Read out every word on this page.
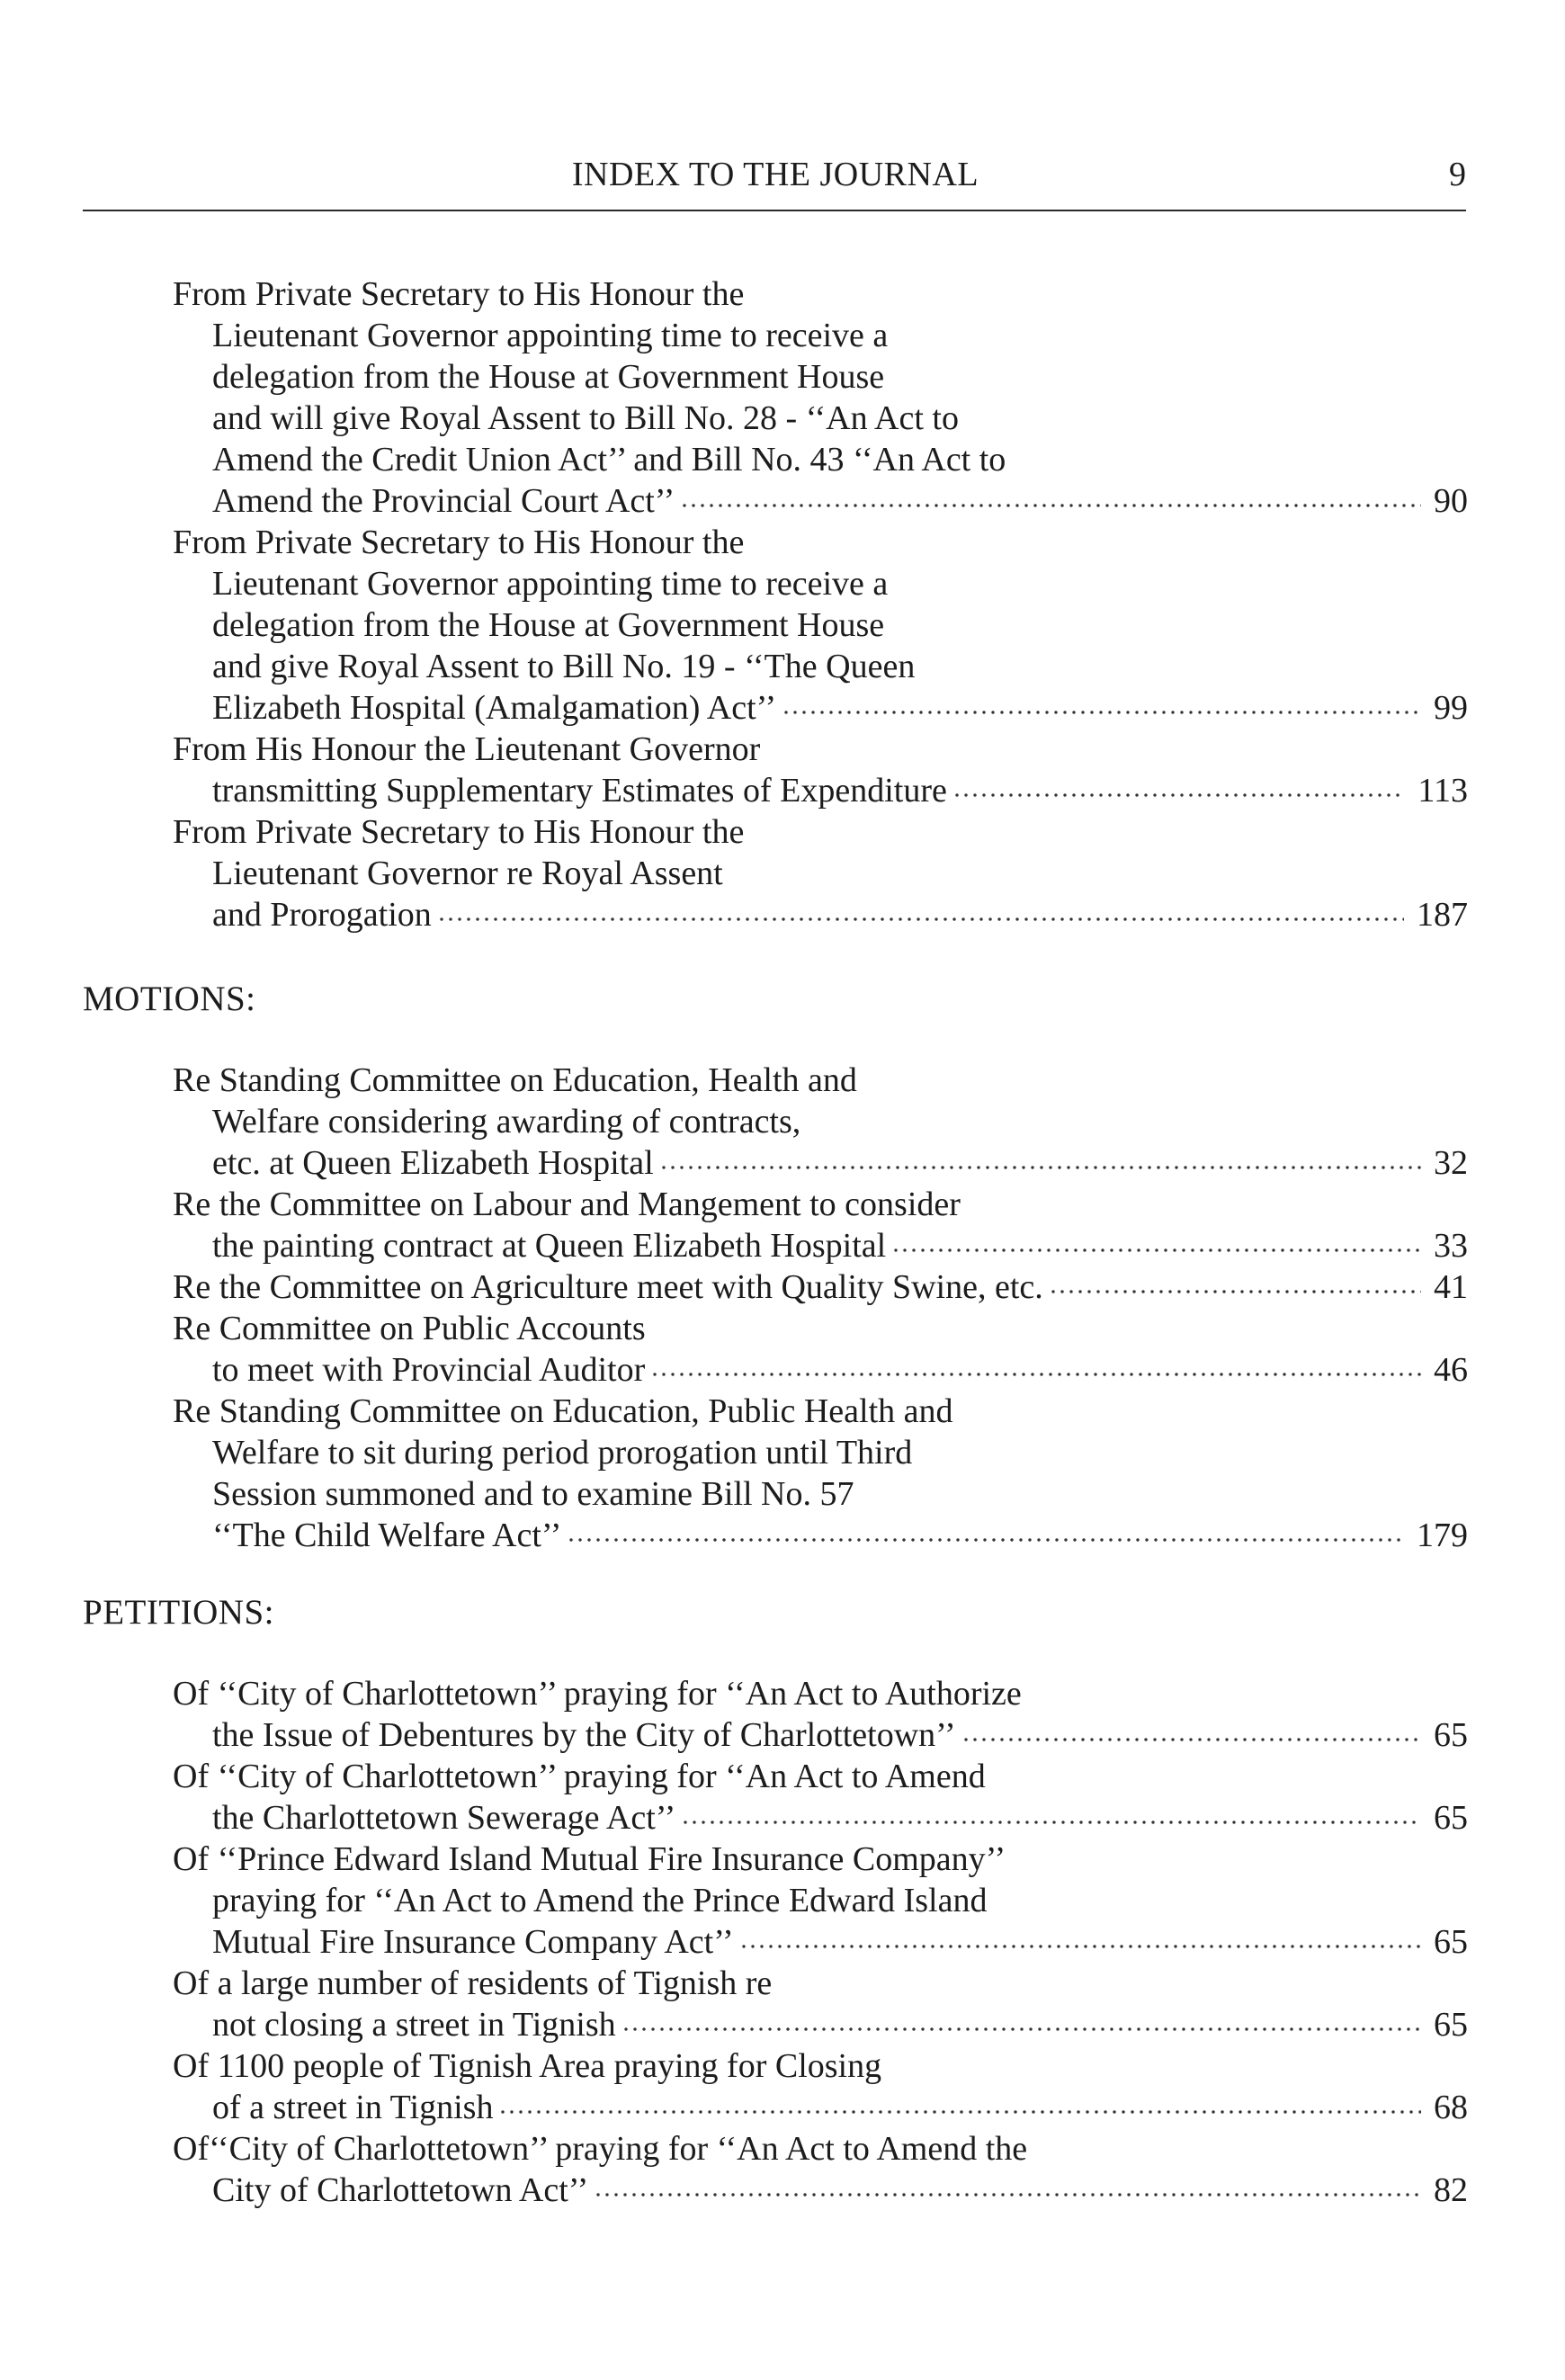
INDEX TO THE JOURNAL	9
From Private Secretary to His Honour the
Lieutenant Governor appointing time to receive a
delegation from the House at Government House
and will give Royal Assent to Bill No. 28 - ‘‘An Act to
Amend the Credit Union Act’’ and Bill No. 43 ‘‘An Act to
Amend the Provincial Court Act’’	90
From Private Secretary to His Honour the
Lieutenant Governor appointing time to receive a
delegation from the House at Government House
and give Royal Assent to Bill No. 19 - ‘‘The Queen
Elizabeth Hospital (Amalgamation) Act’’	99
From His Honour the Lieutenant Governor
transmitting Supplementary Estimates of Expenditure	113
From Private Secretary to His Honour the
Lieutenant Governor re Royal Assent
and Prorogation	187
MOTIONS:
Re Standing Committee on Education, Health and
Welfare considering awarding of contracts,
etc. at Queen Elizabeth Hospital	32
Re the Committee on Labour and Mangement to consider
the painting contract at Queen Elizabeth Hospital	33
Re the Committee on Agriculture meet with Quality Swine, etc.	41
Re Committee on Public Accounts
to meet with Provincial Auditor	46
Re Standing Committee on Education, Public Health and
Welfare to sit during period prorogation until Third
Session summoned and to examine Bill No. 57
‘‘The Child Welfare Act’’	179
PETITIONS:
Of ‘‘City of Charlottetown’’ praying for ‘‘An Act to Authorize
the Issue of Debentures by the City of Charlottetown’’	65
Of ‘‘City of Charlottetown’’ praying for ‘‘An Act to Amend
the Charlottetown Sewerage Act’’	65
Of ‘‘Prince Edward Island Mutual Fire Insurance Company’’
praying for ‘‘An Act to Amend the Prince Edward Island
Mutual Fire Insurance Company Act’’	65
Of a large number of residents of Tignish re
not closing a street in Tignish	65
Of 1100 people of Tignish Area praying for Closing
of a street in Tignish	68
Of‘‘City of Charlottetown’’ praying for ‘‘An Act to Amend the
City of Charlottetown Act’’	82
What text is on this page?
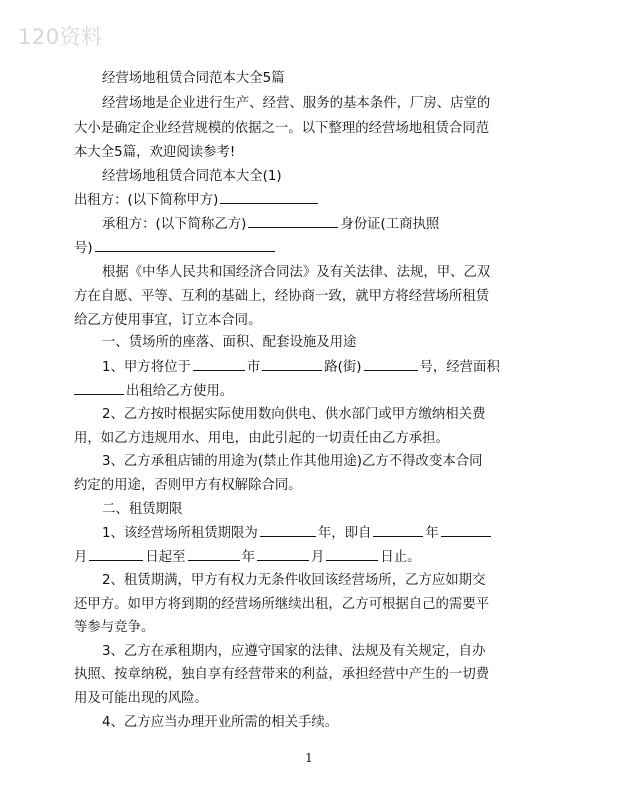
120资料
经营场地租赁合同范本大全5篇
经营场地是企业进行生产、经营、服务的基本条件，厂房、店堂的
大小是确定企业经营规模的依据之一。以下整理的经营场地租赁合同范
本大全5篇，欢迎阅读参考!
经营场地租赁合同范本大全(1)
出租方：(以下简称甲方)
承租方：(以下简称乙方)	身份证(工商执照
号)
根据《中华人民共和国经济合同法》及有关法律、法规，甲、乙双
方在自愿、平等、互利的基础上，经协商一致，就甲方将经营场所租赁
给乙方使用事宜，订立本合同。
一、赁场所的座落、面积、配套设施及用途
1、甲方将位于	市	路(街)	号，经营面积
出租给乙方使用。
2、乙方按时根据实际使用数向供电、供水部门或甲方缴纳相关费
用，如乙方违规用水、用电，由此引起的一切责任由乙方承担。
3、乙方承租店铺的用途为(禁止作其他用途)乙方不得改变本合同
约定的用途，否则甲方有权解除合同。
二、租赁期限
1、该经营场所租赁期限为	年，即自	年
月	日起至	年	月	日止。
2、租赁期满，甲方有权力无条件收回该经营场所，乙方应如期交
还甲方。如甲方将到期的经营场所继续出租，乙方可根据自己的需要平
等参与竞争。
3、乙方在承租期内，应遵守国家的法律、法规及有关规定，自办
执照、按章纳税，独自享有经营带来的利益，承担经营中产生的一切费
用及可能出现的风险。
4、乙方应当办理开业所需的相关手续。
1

========================================

TASK REQUIREMENTS => Return all of the entries word for word, but omit the pictures.

RESPONSE BELOW =>
Read out every word on this page.
INDEX TO THE JOURNAL	9
From Private Secretary to His Honour the
Lieutenant Governor appointing time to receive a
delegation from the House at Government House
and will give Royal Assent to Bill No. 28 - ‘‘An Act to
Amend the Credit Union Act’’ and Bill No. 43 ‘‘An Act to
Amend the Provincial Court Act’’	90
From Private Secretary to His Honour the
Lieutenant Governor appointing time to receive a
delegation from the House at Government House
and give Royal Assent to Bill No. 19 - ‘‘The Queen
Elizabeth Hospital (Amalgamation) Act’’	99
From His Honour the Lieutenant Governor
transmitting Supplementary Estimates of Expenditure	113
From Private Secretary to His Honour the
Lieutenant Governor re Royal Assent
and Prorogation	187
MOTIONS:
Re Standing Committee on Education, Health and
Welfare considering awarding of contracts,
etc. at Queen Elizabeth Hospital	32
Re the Committee on Labour and Mangement to consider
the painting contract at Queen Elizabeth Hospital	33
Re the Committee on Agriculture meet with Quality Swine, etc.	41
Re Committee on Public Accounts
to meet with Provincial Auditor	46
Re Standing Committee on Education, Public Health and
Welfare to sit during period prorogation until Third
Session summoned and to examine Bill No. 57
‘‘The Child Welfare Act’’	179
PETITIONS:
Of ‘‘City of Charlottetown’’ praying for ‘‘An Act to Authorize
the Issue of Debentures by the City of Charlottetown’’	65
Of ‘‘City of Charlottetown’’ praying for ‘‘An Act to Amend
the Charlottetown Sewerage Act’’	65
Of ‘‘Prince Edward Island Mutual Fire Insurance Company’’
praying for ‘‘An Act to Amend the Prince Edward Island
Mutual Fire Insurance Company Act’’	65
Of a large number of residents of Tignish re
not closing a street in Tignish	65
Of 1100 people of Tignish Area praying for Closing
of a street in Tignish	68
Of‘‘City of Charlottetown’’ praying for ‘‘An Act to Amend the
City of Charlottetown Act’’	82
What text is on this page?
120资料
经营场地租赁合同范本大全5篇
经营场地是企业进行生产、经营、服务的基本条件，厂房、店堂的
大小是确定企业经营规模的依据之一。以下整理的经营场地租赁合同范
本大全5篇，欢迎阅读参考!
经营场地租赁合同范本大全(1)
出租方：(以下简称甲方)
承租方：(以下简称乙方)	身份证(工商执照
号)
根据《中华人民共和国经济合同法》及有关法律、法规，甲、乙双
方在自愿、平等、互利的基础上，经协商一致，就甲方将经营场所租赁
给乙方使用事宜，订立本合同。
一、赁场所的座落、面积、配套设施及用途
1、甲方将位于	市	路(街)	号，经营面积
出租给乙方使用。
2、乙方按时根据实际使用数向供电、供水部门或甲方缴纳相关费
用，如乙方违规用水、用电，由此引起的一切责任由乙方承担。
3、乙方承租店铺的用途为(禁止作其他用途)乙方不得改变本合同
约定的用途，否则甲方有权解除合同。
二、租赁期限
1、该经营场所租赁期限为	年，即自	年
月	日起至	年	月	日止。
2、租赁期满，甲方有权力无条件收回该经营场所，乙方应如期交
还甲方。如甲方将到期的经营场所继续出租，乙方可根据自己的需要平
等参与竞争。
3、乙方在承租期内，应遵守国家的法律、法规及有关规定，自办
执照、按章纳税，独自享有经营带来的利益，承担经营中产生的一切费
用及可能出现的风险。
4、乙方应当办理开业所需的相关手续。
1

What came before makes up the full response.